Figure dataset records:
[Start]
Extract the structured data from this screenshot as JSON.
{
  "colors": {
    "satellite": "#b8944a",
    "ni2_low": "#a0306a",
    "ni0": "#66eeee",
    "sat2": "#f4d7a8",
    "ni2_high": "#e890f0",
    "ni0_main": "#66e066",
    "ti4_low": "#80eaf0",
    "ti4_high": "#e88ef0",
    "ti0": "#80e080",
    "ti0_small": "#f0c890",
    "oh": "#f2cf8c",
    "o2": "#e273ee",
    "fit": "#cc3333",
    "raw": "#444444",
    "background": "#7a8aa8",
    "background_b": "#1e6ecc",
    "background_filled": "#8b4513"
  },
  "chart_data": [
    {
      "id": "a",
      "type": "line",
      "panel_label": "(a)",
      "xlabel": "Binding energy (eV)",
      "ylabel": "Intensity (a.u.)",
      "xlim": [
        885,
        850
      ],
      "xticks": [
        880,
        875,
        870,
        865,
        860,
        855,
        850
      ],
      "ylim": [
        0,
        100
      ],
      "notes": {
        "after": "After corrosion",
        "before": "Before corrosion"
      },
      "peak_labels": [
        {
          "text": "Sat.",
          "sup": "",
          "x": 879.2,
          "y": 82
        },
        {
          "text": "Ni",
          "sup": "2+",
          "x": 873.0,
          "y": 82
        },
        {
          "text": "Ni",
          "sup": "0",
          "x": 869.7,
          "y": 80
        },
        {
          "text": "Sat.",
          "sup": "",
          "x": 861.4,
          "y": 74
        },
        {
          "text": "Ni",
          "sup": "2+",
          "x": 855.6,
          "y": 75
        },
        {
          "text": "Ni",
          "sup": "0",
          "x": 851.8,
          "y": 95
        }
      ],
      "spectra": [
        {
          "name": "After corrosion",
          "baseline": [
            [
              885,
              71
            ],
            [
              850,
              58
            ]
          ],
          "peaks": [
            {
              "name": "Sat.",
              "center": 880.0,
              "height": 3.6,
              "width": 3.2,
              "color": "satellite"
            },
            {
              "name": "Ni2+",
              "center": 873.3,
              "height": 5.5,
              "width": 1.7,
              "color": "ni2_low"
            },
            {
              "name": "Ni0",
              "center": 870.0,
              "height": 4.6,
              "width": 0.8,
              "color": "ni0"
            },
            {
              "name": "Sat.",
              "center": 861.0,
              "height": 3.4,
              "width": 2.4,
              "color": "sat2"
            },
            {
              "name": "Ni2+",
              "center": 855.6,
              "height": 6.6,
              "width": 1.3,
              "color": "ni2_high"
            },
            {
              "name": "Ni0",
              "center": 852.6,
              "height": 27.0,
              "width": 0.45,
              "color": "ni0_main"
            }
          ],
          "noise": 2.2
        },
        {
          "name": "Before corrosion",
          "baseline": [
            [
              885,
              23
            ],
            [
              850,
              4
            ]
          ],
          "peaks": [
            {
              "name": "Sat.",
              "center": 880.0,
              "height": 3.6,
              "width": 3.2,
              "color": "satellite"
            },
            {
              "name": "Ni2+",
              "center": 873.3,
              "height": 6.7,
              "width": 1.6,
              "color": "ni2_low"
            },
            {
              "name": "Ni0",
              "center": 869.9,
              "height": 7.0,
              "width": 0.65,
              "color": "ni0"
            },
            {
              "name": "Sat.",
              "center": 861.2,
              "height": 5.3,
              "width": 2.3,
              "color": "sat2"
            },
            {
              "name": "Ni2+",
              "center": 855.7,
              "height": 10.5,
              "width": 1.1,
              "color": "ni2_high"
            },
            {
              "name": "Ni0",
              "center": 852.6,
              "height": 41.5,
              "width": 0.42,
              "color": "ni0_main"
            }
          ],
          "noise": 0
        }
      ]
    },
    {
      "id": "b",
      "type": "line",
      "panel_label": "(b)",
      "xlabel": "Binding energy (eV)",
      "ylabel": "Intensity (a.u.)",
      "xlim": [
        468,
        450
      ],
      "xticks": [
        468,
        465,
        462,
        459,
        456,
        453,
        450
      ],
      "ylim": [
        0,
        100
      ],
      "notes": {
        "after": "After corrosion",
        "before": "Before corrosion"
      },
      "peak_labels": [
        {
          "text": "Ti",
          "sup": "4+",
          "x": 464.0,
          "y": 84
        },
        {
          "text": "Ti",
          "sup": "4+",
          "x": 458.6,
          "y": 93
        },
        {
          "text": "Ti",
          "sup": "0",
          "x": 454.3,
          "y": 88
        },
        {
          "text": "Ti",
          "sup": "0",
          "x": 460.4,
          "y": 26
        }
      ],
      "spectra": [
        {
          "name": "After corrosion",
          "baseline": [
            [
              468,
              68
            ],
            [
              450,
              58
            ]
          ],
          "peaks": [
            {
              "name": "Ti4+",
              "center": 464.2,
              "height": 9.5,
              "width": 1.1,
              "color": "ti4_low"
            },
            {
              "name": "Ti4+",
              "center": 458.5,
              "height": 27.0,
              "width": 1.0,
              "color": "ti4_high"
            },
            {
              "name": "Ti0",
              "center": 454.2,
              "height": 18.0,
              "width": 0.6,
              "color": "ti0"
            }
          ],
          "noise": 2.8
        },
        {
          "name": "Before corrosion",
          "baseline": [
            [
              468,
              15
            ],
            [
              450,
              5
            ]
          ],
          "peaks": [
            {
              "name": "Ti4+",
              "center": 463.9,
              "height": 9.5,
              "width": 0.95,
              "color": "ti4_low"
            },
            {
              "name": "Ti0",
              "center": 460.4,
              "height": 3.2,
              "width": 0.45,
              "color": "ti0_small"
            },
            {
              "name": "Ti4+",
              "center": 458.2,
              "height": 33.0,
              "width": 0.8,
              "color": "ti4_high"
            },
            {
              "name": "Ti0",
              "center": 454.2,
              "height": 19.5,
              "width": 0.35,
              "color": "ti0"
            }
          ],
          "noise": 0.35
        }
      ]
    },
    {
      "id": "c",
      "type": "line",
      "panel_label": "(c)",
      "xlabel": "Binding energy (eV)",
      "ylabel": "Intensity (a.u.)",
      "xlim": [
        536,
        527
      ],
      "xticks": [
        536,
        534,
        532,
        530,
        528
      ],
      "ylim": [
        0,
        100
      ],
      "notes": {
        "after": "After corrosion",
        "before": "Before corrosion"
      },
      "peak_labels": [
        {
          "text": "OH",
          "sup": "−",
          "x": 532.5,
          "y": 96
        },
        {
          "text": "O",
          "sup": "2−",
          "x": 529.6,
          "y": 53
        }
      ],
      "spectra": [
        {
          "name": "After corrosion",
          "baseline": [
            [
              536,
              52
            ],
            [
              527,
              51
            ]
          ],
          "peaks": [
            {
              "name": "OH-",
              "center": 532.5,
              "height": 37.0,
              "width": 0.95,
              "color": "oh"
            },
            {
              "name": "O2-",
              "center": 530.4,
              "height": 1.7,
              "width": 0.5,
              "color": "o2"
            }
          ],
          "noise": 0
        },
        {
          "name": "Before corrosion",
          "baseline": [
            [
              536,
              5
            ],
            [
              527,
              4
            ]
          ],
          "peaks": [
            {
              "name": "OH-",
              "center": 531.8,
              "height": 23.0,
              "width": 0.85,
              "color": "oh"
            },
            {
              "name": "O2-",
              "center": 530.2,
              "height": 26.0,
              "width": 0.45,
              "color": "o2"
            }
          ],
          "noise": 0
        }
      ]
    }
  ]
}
[End]
**WRITTEN REQUEST**
Take the entries above and transcribe them exactly.

**TASK ANSWER**
Extract the structured data from this screenshot as JSON.
{
  "colors": {
    "satellite": "#b8944a",
    "ni2_low": "#a0306a",
    "ni0": "#66eeee",
    "sat2": "#f4d7a8",
    "ni2_high": "#e890f0",
    "ni0_main": "#66e066",
    "ti4_low": "#80eaf0",
    "ti4_high": "#e88ef0",
    "ti0": "#80e080",
    "ti0_small": "#f0c890",
    "oh": "#f2cf8c",
    "o2": "#e273ee",
    "fit": "#cc3333",
    "raw": "#444444",
    "background": "#7a8aa8",
    "background_b": "#1e6ecc",
    "background_filled": "#8b4513"
  },
  "chart_data": [
    {
      "id": "a",
      "type": "line",
      "panel_label": "(a)",
      "xlabel": "Binding energy (eV)",
      "ylabel": "Intensity (a.u.)",
      "xlim": [
        885,
        850
      ],
      "xticks": [
        880,
        875,
        870,
        865,
        860,
        855,
        850
      ],
      "ylim": [
        0,
        100
      ],
      "notes": {
        "after": "After corrosion",
        "before": "Before corrosion"
      },
      "peak_labels": [
        {
          "text": "Sat.",
          "sup": "",
          "x": 879.2,
          "y": 82
        },
        {
          "text": "Ni",
          "sup": "2+",
          "x": 873.0,
          "y": 82
        },
        {
          "text": "Ni",
          "sup": "0",
          "x": 869.7,
          "y": 80
        },
        {
          "text": "Sat.",
          "sup": "",
          "x": 861.4,
          "y": 74
        },
        {
          "text": "Ni",
          "sup": "2+",
          "x": 855.6,
          "y": 75
        },
        {
          "text": "Ni",
          "sup": "0",
          "x": 851.8,
          "y": 95
        }
      ],
      "spectra": [
        {
          "name": "After corrosion",
          "baseline": [
            [
              885,
              71
            ],
            [
              850,
              58
            ]
          ],
          "peaks": [
            {
              "name": "Sat.",
              "center": 880.0,
              "height": 3.6,
              "width": 3.2,
              "color": "satellite"
            },
            {
              "name": "Ni2+",
              "center": 873.3,
              "height": 5.5,
              "width": 1.7,
              "color": "ni2_low"
            },
            {
              "name": "Ni0",
              "center": 870.0,
              "height": 4.6,
              "width": 0.8,
              "color": "ni0"
            },
            {
              "name": "Sat.",
              "center": 861.0,
              "height": 3.4,
              "width": 2.4,
              "color": "sat2"
            },
            {
              "name": "Ni2+",
              "center": 855.6,
              "height": 6.6,
              "width": 1.3,
              "color": "ni2_high"
            },
            {
              "name": "Ni0",
              "center": 852.6,
              "height": 27.0,
              "width": 0.45,
              "color": "ni0_main"
            }
          ],
          "noise": 2.2
        },
        {
          "name": "Before corrosion",
          "baseline": [
            [
              885,
              23
            ],
            [
              850,
              4
            ]
          ],
          "peaks": [
            {
              "name": "Sat.",
              "center": 880.0,
              "height": 3.6,
              "width": 3.2,
              "color": "satellite"
            },
            {
              "name": "Ni2+",
              "center": 873.3,
              "height": 6.7,
              "width": 1.6,
              "color": "ni2_low"
            },
            {
              "name": "Ni0",
              "center": 869.9,
              "height": 7.0,
              "width": 0.65,
              "color": "ni0"
            },
            {
              "name": "Sat.",
              "center": 861.2,
              "height": 5.3,
              "width": 2.3,
              "color": "sat2"
            },
            {
              "name": "Ni2+",
              "center": 855.7,
              "height": 10.5,
              "width": 1.1,
              "color": "ni2_high"
            },
            {
              "name": "Ni0",
              "center": 852.6,
              "height": 41.5,
              "width": 0.42,
              "color": "ni0_main"
            }
          ],
          "noise": 0
        }
      ]
    },
    {
      "id": "b",
      "type": "line",
      "panel_label": "(b)",
      "xlabel": "Binding energy (eV)",
      "ylabel": "Intensity (a.u.)",
      "xlim": [
        468,
        450
      ],
      "xticks": [
        468,
        465,
        462,
        459,
        456,
        453,
        450
      ],
      "ylim": [
        0,
        100
      ],
      "notes": {
        "after": "After corrosion",
        "before": "Before corrosion"
      },
      "peak_labels": [
        {
          "text": "Ti",
          "sup": "4+",
          "x": 464.0,
          "y": 84
        },
        {
          "text": "Ti",
          "sup": "4+",
          "x": 458.6,
          "y": 93
        },
        {
          "text": "Ti",
          "sup": "0",
          "x": 454.3,
          "y": 88
        },
        {
          "text": "Ti",
          "sup": "0",
          "x": 460.4,
          "y": 26
        }
      ],
      "spectra": [
        {
          "name": "After corrosion",
          "baseline": [
            [
              468,
              68
            ],
            [
              450,
              58
            ]
          ],
          "peaks": [
            {
              "name": "Ti4+",
              "center": 464.2,
              "height": 9.5,
              "width": 1.1,
              "color": "ti4_low"
            },
            {
              "name": "Ti4+",
              "center": 458.5,
              "height": 27.0,
              "width": 1.0,
              "color": "ti4_high"
            },
            {
              "name": "Ti0",
              "center": 454.2,
              "height": 18.0,
              "width": 0.6,
              "color": "ti0"
            }
          ],
          "noise": 2.8
        },
        {
          "name": "Before corrosion",
          "baseline": [
            [
              468,
              15
            ],
            [
              450,
              5
            ]
          ],
          "peaks": [
            {
              "name": "Ti4+",
              "center": 463.9,
              "height": 9.5,
              "width": 0.95,
              "color": "ti4_low"
            },
            {
              "name": "Ti0",
              "center": 460.4,
              "height": 3.2,
              "width": 0.45,
              "color": "ti0_small"
            },
            {
              "name": "Ti4+",
              "center": 458.2,
              "height": 33.0,
              "width": 0.8,
              "color": "ti4_high"
            },
            {
              "name": "Ti0",
              "center": 454.2,
              "height": 19.5,
              "width": 0.35,
              "color": "ti0"
            }
          ],
          "noise": 0.35
        }
      ]
    },
    {
      "id": "c",
      "type": "line",
      "panel_label": "(c)",
      "xlabel": "Binding energy (eV)",
      "ylabel": "Intensity (a.u.)",
      "xlim": [
        536,
        527
      ],
      "xticks": [
        536,
        534,
        532,
        530,
        528
      ],
      "ylim": [
        0,
        100
      ],
      "notes": {
        "after": "After corrosion",
        "before": "Before corrosion"
      },
      "peak_labels": [
        {
          "text": "OH",
          "sup": "−",
          "x": 532.5,
          "y": 96
        },
        {
          "text": "O",
          "sup": "2−",
          "x": 529.6,
          "y": 53
        }
      ],
      "spectra": [
        {
          "name": "After corrosion",
          "baseline": [
            [
              536,
              52
            ],
            [
              527,
              51
            ]
          ],
          "peaks": [
            {
              "name": "OH-",
              "center": 532.5,
              "height": 37.0,
              "width": 0.95,
              "color": "oh"
            },
            {
              "name": "O2-",
              "center": 530.4,
              "height": 1.7,
              "width": 0.5,
              "color": "o2"
            }
          ],
          "noise": 0
        },
        {
          "name": "Before corrosion",
          "baseline": [
            [
              536,
              5
            ],
            [
              527,
              4
            ]
          ],
          "peaks": [
            {
              "name": "OH-",
              "center": 531.8,
              "height": 23.0,
              "width": 0.85,
              "color": "oh"
            },
            {
              "name": "O2-",
              "center": 530.2,
              "height": 26.0,
              "width": 0.45,
              "color": "o2"
            }
          ],
          "noise": 0
        }
      ]
    }
  ]
}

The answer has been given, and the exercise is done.